==== PAGE TEXT

You are viewing a plain text version of this content. The canonical link for it is here.

Posted to user@crunch.apache.org by Allan Shoup <al...@gmail.com> on 2014/09/26 03:10:48 UTC

Reliably Parallelizing CPU-Intensive DoFns

I have a very cpu-intensive DoFn which running over a relatively small
input. Running on a Hadoop cluster, the job that it is run in sometimes
executes the function in map tasks and sometimes in reduce tasks. What's
the best way to reliably increase parallelization?

One option may be to force a reduce step and control the number of
reducers. Are there any better options?

Re: Reliably Parallelizing CPU-Intensive DoFns

Posted by "Brush,Ryan" <RB...@CERNER.COM>.

There be dragons, but in years past I solved a similar problem with the MultiThreadedMapper [1], and it would be possible to do something similar in a DoFn implementation. Basically the you can read multiple inputs and farm them off to threads, then synchronize and flush after N items are processed and do a final flush to the emitter in the cleanup(…) method.

There are lots of pitfalls to managing your own threads, of course. You’d need to detach incoming values passed to the DoFn so they don’t get clobbered by other threads, it could fight against Hadoop’s resource management (since Hadoop wants to manage how many threads are running), and writing multi-threaded code is pretty terrible in general. But it’s an option at least.

[1]
https://hadoop.apache.org/docs/stable/api/org/apache/hadoop/mapreduce/lib/map/MultithreadedMapper.html

On Sep 25, 2014, at 11:03 PM, Allan Shoup <al...@gmail.com>> wrote:

I failed to mention that the I don't have an opportunity to read the source - my input is a PTable of Avro keys and values.

On Thu, Sep 25, 2014 at 8:48 PM, Josh Wills <jo...@gmail.com>> wrote:
NLineSource, to control how many shards the small input is split up into?

On Thu, Sep 25, 2014 at 6:10 PM, Allan Shoup <al...@gmail.com>> wrote:
I have a very cpu-intensive DoFn which running over a relatively small input. Running on a Hadoop cluster, the job that it is run in sometimes executes the function in map tasks and sometimes in reduce tasks. What's the best way to reliably increase parallelization?

One option may be to force a reduce step and control the number of reducers. Are there any better options?

========

## DIRECTIVE 1
From the listing, extract the stretch of lines from the one containing "bookmark-icon[interactable] [572,329,594,351]" through the one containing "divider [150,364,750,365]", reproducing each line unchanged.
The thread and the listing are unrelated.

==== AVAILABLE RECORDS

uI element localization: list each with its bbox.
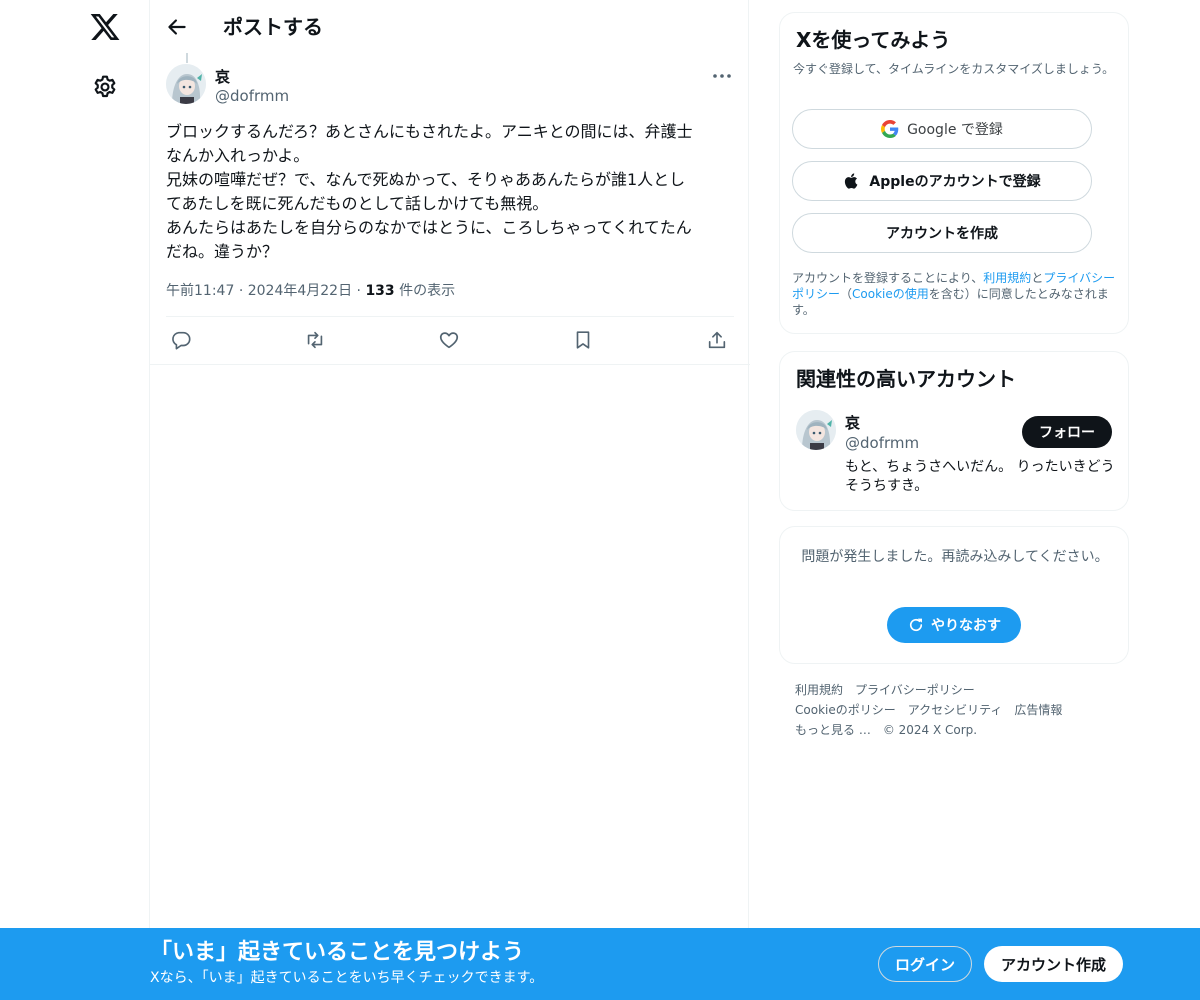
bookmark-icon[interactable] [572,329,594,351]
repost-icon[interactable] [304,329,326,351]
related-title: 関連性の高いアカウント [796,367,1016,391]
post-line: ブロックするんだろ？あとさんにもされたよ。アニキとの間には、弁護士 [166,122,693,141]
apple-signup-label: Appleのアカウントで登録 [869,174,1041,190]
post-line: なんか入れっかよ。 [166,146,310,165]
reply-icon[interactable] [170,329,192,351]
heart-icon[interactable] [438,329,460,351]
bottom-bar-title: 「いま」起きていることを見つけよう [150,940,525,965]
signup-button[interactable]: アカウント作成 [984,946,1123,982]
post-meta: 午前11:47 · 2024年4月22日 · 133 件の表示 [166,281,455,301]
avatar[interactable] [166,64,206,104]
share-icon[interactable] [706,329,728,351]
retry-label: やりなおす [931,618,1001,634]
legal-prefix: アカウントを登録することにより、 [792,271,984,285]
login-button[interactable]: ログイン [878,946,972,982]
legal-text: アカウントを登録することにより、利用規約とプライバシーポリシー（Cookieの使… [792,270,1122,318]
author-handle[interactable]: @dofrmm [215,87,289,105]
signup-subtitle: 今すぐ登録して、タイムラインをカスタマイズしましょう。 [793,62,1115,76]
post-text: ブロックするんだろ？あとさんにもされたよ。アニキとの間には、弁護士 なんか入れっ… [166,120,738,264]
follow-button[interactable]: フォロー [1022,416,1112,448]
gear-icon[interactable] [92,74,118,100]
x-logo-icon[interactable] [89,11,121,43]
avatar-image [796,410,836,450]
meta-separator: · [238,283,244,299]
related-account-handle[interactable]: @dofrmm [845,434,919,452]
footer-row: Cookieのポリシー アクセシビリティ 広告情報 [795,700,1125,720]
google-signup-button[interactable]: Google で登録 [792,109,1092,149]
post-date[interactable]: 2024年4月22日 [248,283,352,299]
error-card: 問題が発生しました。再読み込みしてください。 やりなおす [779,526,1129,664]
page-title: ポストする [223,15,323,39]
post-line: あんたらはあたしを自分らのなかではとうに、ころしちゃってくれてたん [166,218,692,237]
signup-card: Xを使ってみよう 今すぐ登録して、タイムラインをカスタマイズしましょう。 Goo… [779,12,1129,334]
more-dots-icon[interactable] [710,66,734,86]
post-line: てあたしを既に死んだものとして話しかけても無視。 [166,194,549,213]
footer-link-ads[interactable]: 広告情報 [1014,703,1062,717]
footer-row: もっと見る … © 2024 X Corp. [795,720,1125,740]
related-account-name[interactable]: 哀 [845,412,860,433]
footer-link-more[interactable]: もっと見る … [795,723,871,737]
footer-row: 利用規約 プライバシーポリシー [795,680,1125,700]
header: ポストする [150,0,750,53]
google-signup-label: Google で登録 [907,122,1003,138]
bottom-signup-bar: 「いま」起きていることを見つけよう Xなら、「いま」起きていることをいち早くチェ… [0,928,1200,1000]
apple-icon [845,173,858,189]
post-actions [166,316,734,364]
footer-link-terms[interactable]: 利用規約 [795,683,843,697]
divider [150,364,750,365]
create-account-button[interactable]: アカウントを作成 [792,213,1092,253]
google-icon [881,120,899,138]
footer-copyright: © 2024 X Corp. [882,723,978,737]
bottom-bar-subtitle: Xなら、「いま」起きていることをいち早くチェックできます。 [150,970,544,986]
footer-link-privacy[interactable]: プライバシーポリシー [855,683,975,697]
cookie-link[interactable]: Cookieの使用 [852,287,929,301]
signup-title: Xを使ってみよう [796,28,951,52]
footer-link-accessibility[interactable]: アクセシビリティ [908,703,1003,717]
post-time[interactable]: 午前11:47 [166,283,234,299]
retry-button[interactable]: やりなおす [887,607,1021,643]
arrow-left-icon[interactable] [164,14,190,40]
refresh-icon [909,618,923,632]
error-message: 問題が発生しました。再読み込みしてください。 [801,549,1109,565]
avatar-image [166,64,206,104]
related-account-bio: もと、ちょうさへいだん。 りったいきどうそうちすき。 [845,459,1115,494]
related-accounts-card: 関連性の高いアカウント 哀 @dofrmm フォロー もと、ちょうさへいだん。 … [779,351,1129,511]
post-line: 兄妹の喧嘩だぜ？で、なんで死ぬかって、そりゃああんたらが誰1人とし [166,170,686,189]
meta-separator: · [356,283,361,299]
apple-signup-button[interactable]: Appleのアカウントで登録 [792,161,1092,201]
terms-link[interactable]: 利用規約 [983,271,1031,285]
views-label: 件の表示 [399,283,456,299]
thread-connector [186,53,188,63]
post-line: だね。違うか？ [166,242,279,261]
main-column: ポストする 哀 @dofrmm ブロックするんだろ？あとさんにもされたよ。アニキ… [149,0,750,1000]
left-nav [0,0,150,1000]
legal-and: と [1031,271,1044,285]
create-account-label: アカウントを作成 [886,226,998,242]
avatar[interactable] [796,410,836,450]
footer: 利用規約 プライバシーポリシー Cookieのポリシー アクセシビリティ 広告情報 も… [795,680,1125,740]
views-count: 133 [365,283,395,299]
legal-paren: （ [840,287,853,301]
footer-link-cookie[interactable]: Cookieのポリシー [795,703,896,717]
author-name[interactable]: 哀 [215,66,230,87]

========

## DIRECTIVE 2
Name every person who wrote a message in the thread, giving each name as the thread shows it.

## TASK OUTPUT 1
bookmark-icon[interactable] [572,329,594,351]
repost-icon[interactable] [304,329,326,351]
related-title: 関連性の高いアカウント [796,367,1016,391]
post-line: ブロックするんだろ？あとさんにもされたよ。アニキとの間には、弁護士 [166,122,693,141]
apple-signup-label: Appleのアカウントで登録 [869,174,1041,190]
post-line: なんか入れっかよ。 [166,146,310,165]
reply-icon[interactable] [170,329,192,351]
heart-icon[interactable] [438,329,460,351]
bottom-bar-title: 「いま」起きていることを見つけよう [150,940,525,965]
signup-button[interactable]: アカウント作成 [984,946,1123,982]
post-meta: 午前11:47 · 2024年4月22日 · 133 件の表示 [166,281,455,301]
avatar[interactable] [166,64,206,104]
share-icon[interactable] [706,329,728,351]
retry-label: やりなおす [931,618,1001,634]
legal-prefix: アカウントを登録することにより、 [792,271,984,285]
login-button[interactable]: ログイン [878,946,972,982]
legal-text: アカウントを登録することにより、利用規約とプライバシーポリシー（Cookieの使… [792,270,1122,318]
author-handle[interactable]: @dofrmm [215,87,289,105]
signup-subtitle: 今すぐ登録して、タイムラインをカスタマイズしましょう。 [793,62,1115,76]
post-text: ブロックするんだろ？あとさんにもされたよ。アニキとの間には、弁護士 なんか入れっ… [166,120,738,264]
follow-button[interactable]: フォロー [1022,416,1112,448]
gear-icon[interactable] [92,74,118,100]
x-logo-icon[interactable] [89,11,121,43]
avatar-image [796,410,836,450]
meta-separator: · [238,283,244,299]
related-account-handle[interactable]: @dofrmm [845,434,919,452]
footer-row: Cookieのポリシー アクセシビリティ 広告情報 [795,700,1125,720]
google-signup-button[interactable]: Google で登録 [792,109,1092,149]
post-date[interactable]: 2024年4月22日 [248,283,352,299]
error-card: 問題が発生しました。再読み込みしてください。 やりなおす [779,526,1129,664]
page-title: ポストする [223,15,323,39]
post-line: あんたらはあたしを自分らのなかではとうに、ころしちゃってくれてたん [166,218,692,237]
signup-card: Xを使ってみよう 今すぐ登録して、タイムラインをカスタマイズしましょう。 Goo… [779,12,1129,334]
more-dots-icon[interactable] [710,66,734,86]
post-line: てあたしを既に死んだものとして話しかけても無視。 [166,194,549,213]
footer-link-ads[interactable]: 広告情報 [1014,703,1062,717]
footer-row: もっと見る … © 2024 X Corp. [795,720,1125,740]
related-account-name[interactable]: 哀 [845,412,860,433]
footer-link-more[interactable]: もっと見る … [795,723,871,737]
footer-row: 利用規約 プライバシーポリシー [795,680,1125,700]
header: ポストする [150,0,750,53]
google-signup-label: Google で登録 [907,122,1003,138]
bottom-signup-bar: 「いま」起きていることを見つけよう Xなら、「いま」起きていることをいち早くチェ… [0,928,1200,1000]
apple-icon [845,173,858,189]
post-actions [166,316,734,364]
footer-link-terms[interactable]: 利用規約 [795,683,843,697]
divider [150,364,750,365]

## TASK OUTPUT 2
Allan Shoup, Brush,Ryan, Josh Wills